Directive ▸
Beneath this sentence is a set of records; write each of them out exactly.

Dataset entries on figures
*****

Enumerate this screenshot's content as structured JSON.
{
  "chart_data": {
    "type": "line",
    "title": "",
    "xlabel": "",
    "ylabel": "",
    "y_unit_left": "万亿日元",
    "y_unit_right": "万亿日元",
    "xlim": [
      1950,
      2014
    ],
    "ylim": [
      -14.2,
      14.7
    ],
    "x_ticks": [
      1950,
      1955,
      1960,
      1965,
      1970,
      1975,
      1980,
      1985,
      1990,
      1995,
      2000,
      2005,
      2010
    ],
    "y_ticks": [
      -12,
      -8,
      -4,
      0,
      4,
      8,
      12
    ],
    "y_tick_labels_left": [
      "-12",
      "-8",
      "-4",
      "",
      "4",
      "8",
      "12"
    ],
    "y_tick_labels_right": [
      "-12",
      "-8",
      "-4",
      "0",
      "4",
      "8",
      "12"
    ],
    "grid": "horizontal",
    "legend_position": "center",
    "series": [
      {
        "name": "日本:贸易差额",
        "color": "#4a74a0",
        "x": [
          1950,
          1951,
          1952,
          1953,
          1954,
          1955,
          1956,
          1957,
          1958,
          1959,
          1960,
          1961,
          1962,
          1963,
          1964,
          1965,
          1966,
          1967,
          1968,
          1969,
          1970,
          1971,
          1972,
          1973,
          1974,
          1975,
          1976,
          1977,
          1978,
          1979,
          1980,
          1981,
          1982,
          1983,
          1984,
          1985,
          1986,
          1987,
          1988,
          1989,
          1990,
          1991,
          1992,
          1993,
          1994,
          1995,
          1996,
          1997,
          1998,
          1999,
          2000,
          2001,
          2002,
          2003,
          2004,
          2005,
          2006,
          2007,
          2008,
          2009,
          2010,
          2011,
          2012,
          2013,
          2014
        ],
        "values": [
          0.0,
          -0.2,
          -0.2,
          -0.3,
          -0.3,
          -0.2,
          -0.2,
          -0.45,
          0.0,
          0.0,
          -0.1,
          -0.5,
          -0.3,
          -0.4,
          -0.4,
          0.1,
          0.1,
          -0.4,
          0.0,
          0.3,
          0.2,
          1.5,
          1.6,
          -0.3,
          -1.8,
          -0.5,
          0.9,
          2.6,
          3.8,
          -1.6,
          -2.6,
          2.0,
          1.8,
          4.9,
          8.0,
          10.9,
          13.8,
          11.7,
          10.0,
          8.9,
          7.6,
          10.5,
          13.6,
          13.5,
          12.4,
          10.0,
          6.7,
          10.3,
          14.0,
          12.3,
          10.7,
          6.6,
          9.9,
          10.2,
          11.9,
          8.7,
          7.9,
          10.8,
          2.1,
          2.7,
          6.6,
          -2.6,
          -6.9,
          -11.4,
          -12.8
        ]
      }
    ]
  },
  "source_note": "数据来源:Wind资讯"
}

*****

The reply ▸
Enumerate this screenshot's content as structured JSON.
{
  "chart_data": {
    "type": "line",
    "title": "",
    "xlabel": "",
    "ylabel": "",
    "y_unit_left": "万亿日元",
    "y_unit_right": "万亿日元",
    "xlim": [
      1950,
      2014
    ],
    "ylim": [
      -14.2,
      14.7
    ],
    "x_ticks": [
      1950,
      1955,
      1960,
      1965,
      1970,
      1975,
      1980,
      1985,
      1990,
      1995,
      2000,
      2005,
      2010
    ],
    "y_ticks": [
      -12,
      -8,
      -4,
      0,
      4,
      8,
      12
    ],
    "y_tick_labels_left": [
      "-12",
      "-8",
      "-4",
      "",
      "4",
      "8",
      "12"
    ],
    "y_tick_labels_right": [
      "-12",
      "-8",
      "-4",
      "0",
      "4",
      "8",
      "12"
    ],
    "grid": "horizontal",
    "legend_position": "center",
    "series": [
      {
        "name": "日本:贸易差额",
        "color": "#4a74a0",
        "x": [
          1950,
          1951,
          1952,
          1953,
          1954,
          1955,
          1956,
          1957,
          1958,
          1959,
          1960,
          1961,
          1962,
          1963,
          1964,
          1965,
          1966,
          1967,
          1968,
          1969,
          1970,
          1971,
          1972,
          1973,
          1974,
          1975,
          1976,
          1977,
          1978,
          1979,
          1980,
          1981,
          1982,
          1983,
          1984,
          1985,
          1986,
          1987,
          1988,
          1989,
          1990,
          1991,
          1992,
          1993,
          1994,
          1995,
          1996,
          1997,
          1998,
          1999,
          2000,
          2001,
          2002,
          2003,
          2004,
          2005,
          2006,
          2007,
          2008,
          2009,
          2010,
          2011,
          2012,
          2013,
          2014
        ],
        "values": [
          0.0,
          -0.2,
          -0.2,
          -0.3,
          -0.3,
          -0.2,
          -0.2,
          -0.45,
          0.0,
          0.0,
          -0.1,
          -0.5,
          -0.3,
          -0.4,
          -0.4,
          0.1,
          0.1,
          -0.4,
          0.0,
          0.3,
          0.2,
          1.5,
          1.6,
          -0.3,
          -1.8,
          -0.5,
          0.9,
          2.6,
          3.8,
          -1.6,
          -2.6,
          2.0,
          1.8,
          4.9,
          8.0,
          10.9,
          13.8,
          11.7,
          10.0,
          8.9,
          7.6,
          10.5,
          13.6,
          13.5,
          12.4,
          10.0,
          6.7,
          10.3,
          14.0,
          12.3,
          10.7,
          6.6,
          9.9,
          10.2,
          11.9,
          8.7,
          7.9,
          10.8,
          2.1,
          2.7,
          6.6,
          -2.6,
          -6.9,
          -11.4,
          -12.8
        ]
      }
    ]
  },
  "source_note": "数据来源:Wind资讯"
}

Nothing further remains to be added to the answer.